Task directions: Extract the full set of records that follows, word for word.

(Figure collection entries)
[BEGIN]

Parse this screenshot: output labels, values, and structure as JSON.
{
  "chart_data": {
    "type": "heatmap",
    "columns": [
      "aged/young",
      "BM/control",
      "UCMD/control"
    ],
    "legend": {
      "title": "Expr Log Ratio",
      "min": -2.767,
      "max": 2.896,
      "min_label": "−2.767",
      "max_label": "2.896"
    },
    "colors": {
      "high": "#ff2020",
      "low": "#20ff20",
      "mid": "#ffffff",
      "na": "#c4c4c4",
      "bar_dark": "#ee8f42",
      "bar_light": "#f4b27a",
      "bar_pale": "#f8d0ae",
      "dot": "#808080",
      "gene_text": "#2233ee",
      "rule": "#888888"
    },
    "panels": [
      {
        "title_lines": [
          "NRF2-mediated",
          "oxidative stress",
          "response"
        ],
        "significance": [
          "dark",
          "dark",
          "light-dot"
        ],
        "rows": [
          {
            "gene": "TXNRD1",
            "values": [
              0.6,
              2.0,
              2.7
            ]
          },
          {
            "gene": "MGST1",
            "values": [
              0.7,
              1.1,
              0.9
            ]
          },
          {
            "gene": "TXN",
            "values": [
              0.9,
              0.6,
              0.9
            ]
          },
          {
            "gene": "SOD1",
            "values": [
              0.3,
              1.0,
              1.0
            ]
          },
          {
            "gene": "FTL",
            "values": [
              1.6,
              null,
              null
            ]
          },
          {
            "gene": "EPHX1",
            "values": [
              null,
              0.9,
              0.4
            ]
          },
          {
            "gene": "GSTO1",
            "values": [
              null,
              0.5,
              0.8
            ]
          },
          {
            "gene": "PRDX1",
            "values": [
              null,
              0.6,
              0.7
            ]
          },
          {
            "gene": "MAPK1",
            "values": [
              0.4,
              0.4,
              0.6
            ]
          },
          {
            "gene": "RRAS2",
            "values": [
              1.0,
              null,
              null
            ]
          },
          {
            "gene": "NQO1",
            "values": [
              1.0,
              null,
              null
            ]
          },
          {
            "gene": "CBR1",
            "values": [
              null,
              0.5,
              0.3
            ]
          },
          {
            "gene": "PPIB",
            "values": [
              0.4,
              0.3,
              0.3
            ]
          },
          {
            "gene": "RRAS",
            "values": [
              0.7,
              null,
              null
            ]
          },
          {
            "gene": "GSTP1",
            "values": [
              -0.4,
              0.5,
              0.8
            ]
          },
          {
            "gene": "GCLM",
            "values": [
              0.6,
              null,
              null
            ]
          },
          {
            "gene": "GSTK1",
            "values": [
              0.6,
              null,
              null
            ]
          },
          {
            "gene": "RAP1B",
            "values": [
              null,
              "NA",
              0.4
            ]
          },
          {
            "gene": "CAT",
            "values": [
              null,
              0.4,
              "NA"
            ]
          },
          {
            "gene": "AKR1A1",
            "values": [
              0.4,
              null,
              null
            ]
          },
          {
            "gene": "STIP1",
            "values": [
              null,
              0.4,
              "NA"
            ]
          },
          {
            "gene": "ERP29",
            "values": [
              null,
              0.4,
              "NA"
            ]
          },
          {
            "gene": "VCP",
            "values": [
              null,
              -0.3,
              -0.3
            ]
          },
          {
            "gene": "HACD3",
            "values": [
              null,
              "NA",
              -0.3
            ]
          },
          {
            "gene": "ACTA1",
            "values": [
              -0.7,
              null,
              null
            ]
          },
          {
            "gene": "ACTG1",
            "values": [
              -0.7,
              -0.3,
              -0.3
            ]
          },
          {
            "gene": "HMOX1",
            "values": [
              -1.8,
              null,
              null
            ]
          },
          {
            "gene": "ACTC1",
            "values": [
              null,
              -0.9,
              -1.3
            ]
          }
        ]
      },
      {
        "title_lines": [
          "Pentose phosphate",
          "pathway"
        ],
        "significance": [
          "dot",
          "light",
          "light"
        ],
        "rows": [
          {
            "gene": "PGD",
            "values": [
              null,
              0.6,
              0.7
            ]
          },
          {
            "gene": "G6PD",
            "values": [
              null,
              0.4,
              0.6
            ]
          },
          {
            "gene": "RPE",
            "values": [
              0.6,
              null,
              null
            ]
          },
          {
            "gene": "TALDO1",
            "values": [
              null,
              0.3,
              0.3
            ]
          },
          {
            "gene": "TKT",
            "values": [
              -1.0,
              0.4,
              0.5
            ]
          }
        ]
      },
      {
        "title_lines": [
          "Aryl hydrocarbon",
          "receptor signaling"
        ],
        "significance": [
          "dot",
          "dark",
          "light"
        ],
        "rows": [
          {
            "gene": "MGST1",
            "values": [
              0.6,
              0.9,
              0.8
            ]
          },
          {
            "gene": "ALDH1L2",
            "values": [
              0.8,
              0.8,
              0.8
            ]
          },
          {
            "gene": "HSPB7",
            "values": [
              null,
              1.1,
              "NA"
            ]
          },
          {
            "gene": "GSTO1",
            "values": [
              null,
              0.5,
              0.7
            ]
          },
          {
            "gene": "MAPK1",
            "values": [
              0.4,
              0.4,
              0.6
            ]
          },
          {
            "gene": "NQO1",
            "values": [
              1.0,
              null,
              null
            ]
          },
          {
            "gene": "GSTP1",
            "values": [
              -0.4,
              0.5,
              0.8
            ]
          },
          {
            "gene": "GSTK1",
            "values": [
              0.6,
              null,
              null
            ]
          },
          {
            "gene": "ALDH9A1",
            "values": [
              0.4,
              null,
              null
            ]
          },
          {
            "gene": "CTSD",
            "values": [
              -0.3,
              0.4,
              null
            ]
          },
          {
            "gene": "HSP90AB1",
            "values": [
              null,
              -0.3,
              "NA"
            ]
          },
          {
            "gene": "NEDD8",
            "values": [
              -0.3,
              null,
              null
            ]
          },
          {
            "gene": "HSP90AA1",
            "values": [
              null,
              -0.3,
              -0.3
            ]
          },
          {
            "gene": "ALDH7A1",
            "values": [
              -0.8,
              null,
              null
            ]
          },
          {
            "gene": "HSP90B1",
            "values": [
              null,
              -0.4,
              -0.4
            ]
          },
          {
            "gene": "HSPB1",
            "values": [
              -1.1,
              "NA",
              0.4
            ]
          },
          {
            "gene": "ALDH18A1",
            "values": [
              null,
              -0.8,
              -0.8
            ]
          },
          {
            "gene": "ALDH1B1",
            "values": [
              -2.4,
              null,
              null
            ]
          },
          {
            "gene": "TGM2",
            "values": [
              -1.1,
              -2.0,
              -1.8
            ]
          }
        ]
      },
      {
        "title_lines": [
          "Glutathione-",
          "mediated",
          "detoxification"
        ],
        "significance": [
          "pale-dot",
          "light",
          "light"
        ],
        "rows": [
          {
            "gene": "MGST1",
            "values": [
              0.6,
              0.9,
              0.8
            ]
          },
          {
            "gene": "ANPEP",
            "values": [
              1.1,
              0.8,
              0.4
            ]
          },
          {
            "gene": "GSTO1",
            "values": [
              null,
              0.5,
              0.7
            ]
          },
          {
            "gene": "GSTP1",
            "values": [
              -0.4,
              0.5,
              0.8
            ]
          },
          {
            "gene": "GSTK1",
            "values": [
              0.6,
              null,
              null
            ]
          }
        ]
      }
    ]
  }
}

[END]

Result for this exercise:
Parse this screenshot: output labels, values, and structure as JSON.
{
  "chart_data": {
    "type": "heatmap",
    "columns": [
      "aged/young",
      "BM/control",
      "UCMD/control"
    ],
    "legend": {
      "title": "Expr Log Ratio",
      "min": -2.767,
      "max": 2.896,
      "min_label": "−2.767",
      "max_label": "2.896"
    },
    "colors": {
      "high": "#ff2020",
      "low": "#20ff20",
      "mid": "#ffffff",
      "na": "#c4c4c4",
      "bar_dark": "#ee8f42",
      "bar_light": "#f4b27a",
      "bar_pale": "#f8d0ae",
      "dot": "#808080",
      "gene_text": "#2233ee",
      "rule": "#888888"
    },
    "panels": [
      {
        "title_lines": [
          "NRF2-mediated",
          "oxidative stress",
          "response"
        ],
        "significance": [
          "dark",
          "dark",
          "light-dot"
        ],
        "rows": [
          {
            "gene": "TXNRD1",
            "values": [
              0.6,
              2.0,
              2.7
            ]
          },
          {
            "gene": "MGST1",
            "values": [
              0.7,
              1.1,
              0.9
            ]
          },
          {
            "gene": "TXN",
            "values": [
              0.9,
              0.6,
              0.9
            ]
          },
          {
            "gene": "SOD1",
            "values": [
              0.3,
              1.0,
              1.0
            ]
          },
          {
            "gene": "FTL",
            "values": [
              1.6,
              null,
              null
            ]
          },
          {
            "gene": "EPHX1",
            "values": [
              null,
              0.9,
              0.4
            ]
          },
          {
            "gene": "GSTO1",
            "values": [
              null,
              0.5,
              0.8
            ]
          },
          {
            "gene": "PRDX1",
            "values": [
              null,
              0.6,
              0.7
            ]
          },
          {
            "gene": "MAPK1",
            "values": [
              0.4,
              0.4,
              0.6
            ]
          },
          {
            "gene": "RRAS2",
            "values": [
              1.0,
              null,
              null
            ]
          },
          {
            "gene": "NQO1",
            "values": [
              1.0,
              null,
              null
            ]
          },
          {
            "gene": "CBR1",
            "values": [
              null,
              0.5,
              0.3
            ]
          },
          {
            "gene": "PPIB",
            "values": [
              0.4,
              0.3,
              0.3
            ]
          },
          {
            "gene": "RRAS",
            "values": [
              0.7,
              null,
              null
            ]
          },
          {
            "gene": "GSTP1",
            "values": [
              -0.4,
              0.5,
              0.8
            ]
          },
          {
            "gene": "GCLM",
            "values": [
              0.6,
              null,
              null
            ]
          },
          {
            "gene": "GSTK1",
            "values": [
              0.6,
              null,
              null
            ]
          },
          {
            "gene": "RAP1B",
            "values": [
              null,
              "NA",
              0.4
            ]
          },
          {
            "gene": "CAT",
            "values": [
              null,
              0.4,
              "NA"
            ]
          },
          {
            "gene": "AKR1A1",
            "values": [
              0.4,
              null,
              null
            ]
          },
          {
            "gene": "STIP1",
            "values": [
              null,
              0.4,
              "NA"
            ]
          },
          {
            "gene": "ERP29",
            "values": [
              null,
              0.4,
              "NA"
            ]
          },
          {
            "gene": "VCP",
            "values": [
              null,
              -0.3,
              -0.3
            ]
          },
          {
            "gene": "HACD3",
            "values": [
              null,
              "NA",
              -0.3
            ]
          },
          {
            "gene": "ACTA1",
            "values": [
              -0.7,
              null,
              null
            ]
          },
          {
            "gene": "ACTG1",
            "values": [
              -0.7,
              -0.3,
              -0.3
            ]
          },
          {
            "gene": "HMOX1",
            "values": [
              -1.8,
              null,
              null
            ]
          },
          {
            "gene": "ACTC1",
            "values": [
              null,
              -0.9,
              -1.3
            ]
          }
        ]
      },
      {
        "title_lines": [
          "Pentose phosphate",
          "pathway"
        ],
        "significance": [
          "dot",
          "light",
          "light"
        ],
        "rows": [
          {
            "gene": "PGD",
            "values": [
              null,
              0.6,
              0.7
            ]
          },
          {
            "gene": "G6PD",
            "values": [
              null,
              0.4,
              0.6
            ]
          },
          {
            "gene": "RPE",
            "values": [
              0.6,
              null,
              null
            ]
          },
          {
            "gene": "TALDO1",
            "values": [
              null,
              0.3,
              0.3
            ]
          },
          {
            "gene": "TKT",
            "values": [
              -1.0,
              0.4,
              0.5
            ]
          }
        ]
      },
      {
        "title_lines": [
          "Aryl hydrocarbon",
          "receptor signaling"
        ],
        "significance": [
          "dot",
          "dark",
          "light"
        ],
        "rows": [
          {
            "gene": "MGST1",
            "values": [
              0.6,
              0.9,
              0.8
            ]
          },
          {
            "gene": "ALDH1L2",
            "values": [
              0.8,
              0.8,
              0.8
            ]
          },
          {
            "gene": "HSPB7",
            "values": [
              null,
              1.1,
              "NA"
            ]
          },
          {
            "gene": "GSTO1",
            "values": [
              null,
              0.5,
              0.7
            ]
          },
          {
            "gene": "MAPK1",
            "values": [
              0.4,
              0.4,
              0.6
            ]
          },
          {
            "gene": "NQO1",
            "values": [
              1.0,
              null,
              null
            ]
          },
          {
            "gene": "GSTP1",
            "values": [
              -0.4,
              0.5,
              0.8
            ]
          },
          {
            "gene": "GSTK1",
            "values": [
              0.6,
              null,
              null
            ]
          },
          {
            "gene": "ALDH9A1",
            "values": [
              0.4,
              null,
              null
            ]
          },
          {
            "gene": "CTSD",
            "values": [
              -0.3,
              0.4,
              null
            ]
          },
          {
            "gene": "HSP90AB1",
            "values": [
              null,
              -0.3,
              "NA"
            ]
          },
          {
            "gene": "NEDD8",
            "values": [
              -0.3,
              null,
              null
            ]
          },
          {
            "gene": "HSP90AA1",
            "values": [
              null,
              -0.3,
              -0.3
            ]
          },
          {
            "gene": "ALDH7A1",
            "values": [
              -0.8,
              null,
              null
            ]
          },
          {
            "gene": "HSP90B1",
            "values": [
              null,
              -0.4,
              -0.4
            ]
          },
          {
            "gene": "HSPB1",
            "values": [
              -1.1,
              "NA",
              0.4
            ]
          },
          {
            "gene": "ALDH18A1",
            "values": [
              null,
              -0.8,
              -0.8
            ]
          },
          {
            "gene": "ALDH1B1",
            "values": [
              -2.4,
              null,
              null
            ]
          },
          {
            "gene": "TGM2",
            "values": [
              -1.1,
              -2.0,
              -1.8
            ]
          }
        ]
      },
      {
        "title_lines": [
          "Glutathione-",
          "mediated",
          "detoxification"
        ],
        "significance": [
          "pale-dot",
          "light",
          "light"
        ],
        "rows": [
          {
            "gene": "MGST1",
            "values": [
              0.6,
              0.9,
              0.8
            ]
          },
          {
            "gene": "ANPEP",
            "values": [
              1.1,
              0.8,
              0.4
            ]
          },
          {
            "gene": "GSTO1",
            "values": [
              null,
              0.5,
              0.7
            ]
          },
          {
            "gene": "GSTP1",
            "values": [
              -0.4,
              0.5,
              0.8
            ]
          },
          {
            "gene": "GSTK1",
            "values": [
              0.6,
              null,
              null
            ]
          }
        ]
      }
    ]
  }
}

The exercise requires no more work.